◆ **EXERCISE DETAILS**
Which lines in the material below contain the word "JSON"? Copy each of them.

━━━ MATERIAL SUPPLIED

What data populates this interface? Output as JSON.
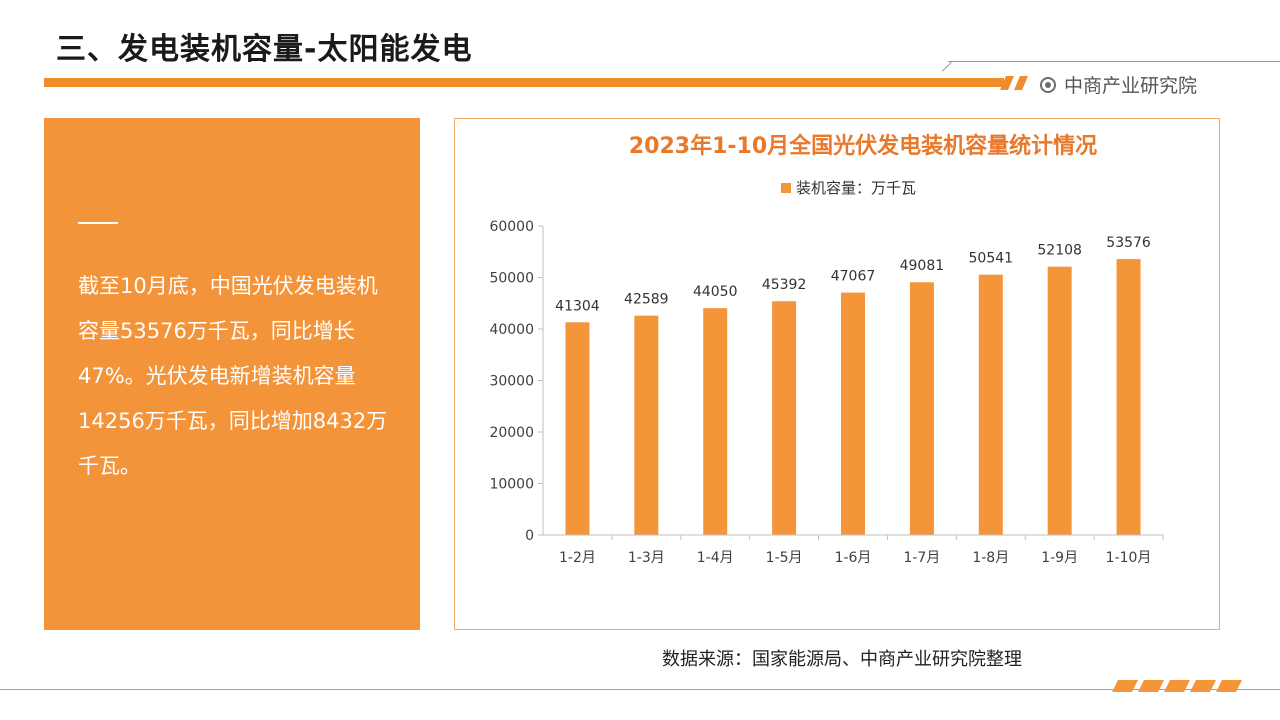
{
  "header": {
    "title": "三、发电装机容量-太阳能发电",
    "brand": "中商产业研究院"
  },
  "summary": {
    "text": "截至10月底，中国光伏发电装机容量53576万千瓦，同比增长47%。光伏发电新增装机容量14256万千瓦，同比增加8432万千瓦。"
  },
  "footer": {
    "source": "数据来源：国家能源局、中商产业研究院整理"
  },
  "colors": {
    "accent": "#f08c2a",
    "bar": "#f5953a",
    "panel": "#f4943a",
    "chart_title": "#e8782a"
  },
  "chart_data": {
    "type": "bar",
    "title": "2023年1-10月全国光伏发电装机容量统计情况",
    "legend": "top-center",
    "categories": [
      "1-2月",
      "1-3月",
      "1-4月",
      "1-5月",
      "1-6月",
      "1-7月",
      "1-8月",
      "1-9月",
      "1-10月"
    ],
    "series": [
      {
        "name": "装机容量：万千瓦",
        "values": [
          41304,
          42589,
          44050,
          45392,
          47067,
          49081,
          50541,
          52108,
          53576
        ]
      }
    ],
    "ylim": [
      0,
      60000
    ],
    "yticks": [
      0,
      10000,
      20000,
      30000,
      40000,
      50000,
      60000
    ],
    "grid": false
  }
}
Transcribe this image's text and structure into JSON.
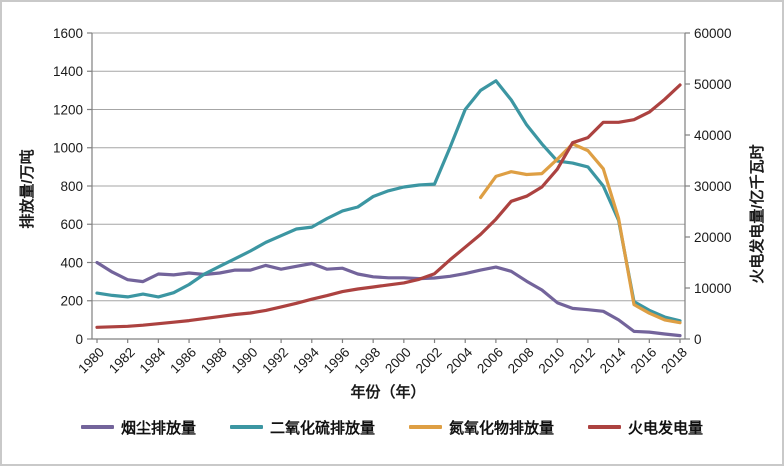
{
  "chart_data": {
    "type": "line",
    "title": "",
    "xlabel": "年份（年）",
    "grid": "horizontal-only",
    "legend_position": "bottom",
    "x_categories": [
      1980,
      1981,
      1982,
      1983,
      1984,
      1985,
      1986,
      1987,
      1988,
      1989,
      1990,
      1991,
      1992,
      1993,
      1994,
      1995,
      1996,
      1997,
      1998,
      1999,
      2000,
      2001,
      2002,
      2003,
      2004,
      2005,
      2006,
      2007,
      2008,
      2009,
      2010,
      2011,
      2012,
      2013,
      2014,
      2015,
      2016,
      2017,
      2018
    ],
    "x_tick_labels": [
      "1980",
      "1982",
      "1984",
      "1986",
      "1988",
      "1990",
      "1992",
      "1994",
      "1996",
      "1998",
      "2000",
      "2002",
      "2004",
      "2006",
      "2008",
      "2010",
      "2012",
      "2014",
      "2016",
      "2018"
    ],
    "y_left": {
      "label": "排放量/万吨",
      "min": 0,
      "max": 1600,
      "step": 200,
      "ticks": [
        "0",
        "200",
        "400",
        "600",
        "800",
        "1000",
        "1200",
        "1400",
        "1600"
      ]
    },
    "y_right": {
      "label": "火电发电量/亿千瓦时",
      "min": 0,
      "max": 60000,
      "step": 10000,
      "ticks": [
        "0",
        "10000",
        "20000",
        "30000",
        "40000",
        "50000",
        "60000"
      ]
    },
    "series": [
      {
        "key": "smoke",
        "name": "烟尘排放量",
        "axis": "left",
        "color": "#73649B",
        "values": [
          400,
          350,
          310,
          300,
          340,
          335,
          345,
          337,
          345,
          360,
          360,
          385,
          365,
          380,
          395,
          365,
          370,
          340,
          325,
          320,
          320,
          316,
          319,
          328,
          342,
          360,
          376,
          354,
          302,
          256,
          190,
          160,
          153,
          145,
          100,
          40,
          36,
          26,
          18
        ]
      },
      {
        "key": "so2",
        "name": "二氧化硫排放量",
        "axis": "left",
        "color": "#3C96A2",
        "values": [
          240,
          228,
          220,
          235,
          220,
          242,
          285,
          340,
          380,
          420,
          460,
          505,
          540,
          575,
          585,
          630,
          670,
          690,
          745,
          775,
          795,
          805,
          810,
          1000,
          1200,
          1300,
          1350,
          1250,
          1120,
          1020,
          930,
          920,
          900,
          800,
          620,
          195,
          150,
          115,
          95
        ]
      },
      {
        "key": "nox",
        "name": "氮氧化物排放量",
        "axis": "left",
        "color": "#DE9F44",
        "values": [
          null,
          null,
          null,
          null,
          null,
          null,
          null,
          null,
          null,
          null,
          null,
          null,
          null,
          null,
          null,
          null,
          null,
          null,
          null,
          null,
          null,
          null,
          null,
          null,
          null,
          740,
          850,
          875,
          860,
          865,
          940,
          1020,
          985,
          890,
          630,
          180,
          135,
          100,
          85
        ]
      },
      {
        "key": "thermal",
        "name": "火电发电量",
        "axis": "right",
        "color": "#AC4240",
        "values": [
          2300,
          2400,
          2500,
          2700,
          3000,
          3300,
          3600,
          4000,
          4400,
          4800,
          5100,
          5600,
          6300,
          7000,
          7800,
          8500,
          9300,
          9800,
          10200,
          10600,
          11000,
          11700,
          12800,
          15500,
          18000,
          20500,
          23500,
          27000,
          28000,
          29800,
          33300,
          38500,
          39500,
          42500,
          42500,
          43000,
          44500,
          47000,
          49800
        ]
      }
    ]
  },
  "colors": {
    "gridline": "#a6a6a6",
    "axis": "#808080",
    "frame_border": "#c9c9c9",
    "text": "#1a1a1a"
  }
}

━━━━━━
━━━ MATERIAL SUPPLIED

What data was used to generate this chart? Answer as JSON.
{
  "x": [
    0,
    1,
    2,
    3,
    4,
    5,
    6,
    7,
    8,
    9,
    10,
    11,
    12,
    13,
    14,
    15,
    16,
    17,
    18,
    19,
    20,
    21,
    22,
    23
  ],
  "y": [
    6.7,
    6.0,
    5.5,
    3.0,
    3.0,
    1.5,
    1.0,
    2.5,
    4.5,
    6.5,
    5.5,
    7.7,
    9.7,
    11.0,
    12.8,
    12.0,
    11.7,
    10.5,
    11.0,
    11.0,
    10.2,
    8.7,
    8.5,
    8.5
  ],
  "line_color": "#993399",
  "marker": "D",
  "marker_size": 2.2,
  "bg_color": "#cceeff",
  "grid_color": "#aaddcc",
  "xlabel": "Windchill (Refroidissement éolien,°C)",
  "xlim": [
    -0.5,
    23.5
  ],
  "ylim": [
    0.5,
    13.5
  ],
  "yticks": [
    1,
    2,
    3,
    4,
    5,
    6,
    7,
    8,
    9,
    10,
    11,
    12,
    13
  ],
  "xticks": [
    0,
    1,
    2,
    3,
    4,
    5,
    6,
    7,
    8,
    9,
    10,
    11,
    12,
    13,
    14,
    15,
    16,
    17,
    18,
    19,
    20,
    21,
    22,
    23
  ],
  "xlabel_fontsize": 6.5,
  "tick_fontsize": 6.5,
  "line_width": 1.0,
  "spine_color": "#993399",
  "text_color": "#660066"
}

━━━━━━

◆ **REPLY TO THE EXERCISE**
What data populates this interface? Output as JSON.
Transcribe this image's text and structure into JSON.
What data was used to generate this chart? Answer as JSON.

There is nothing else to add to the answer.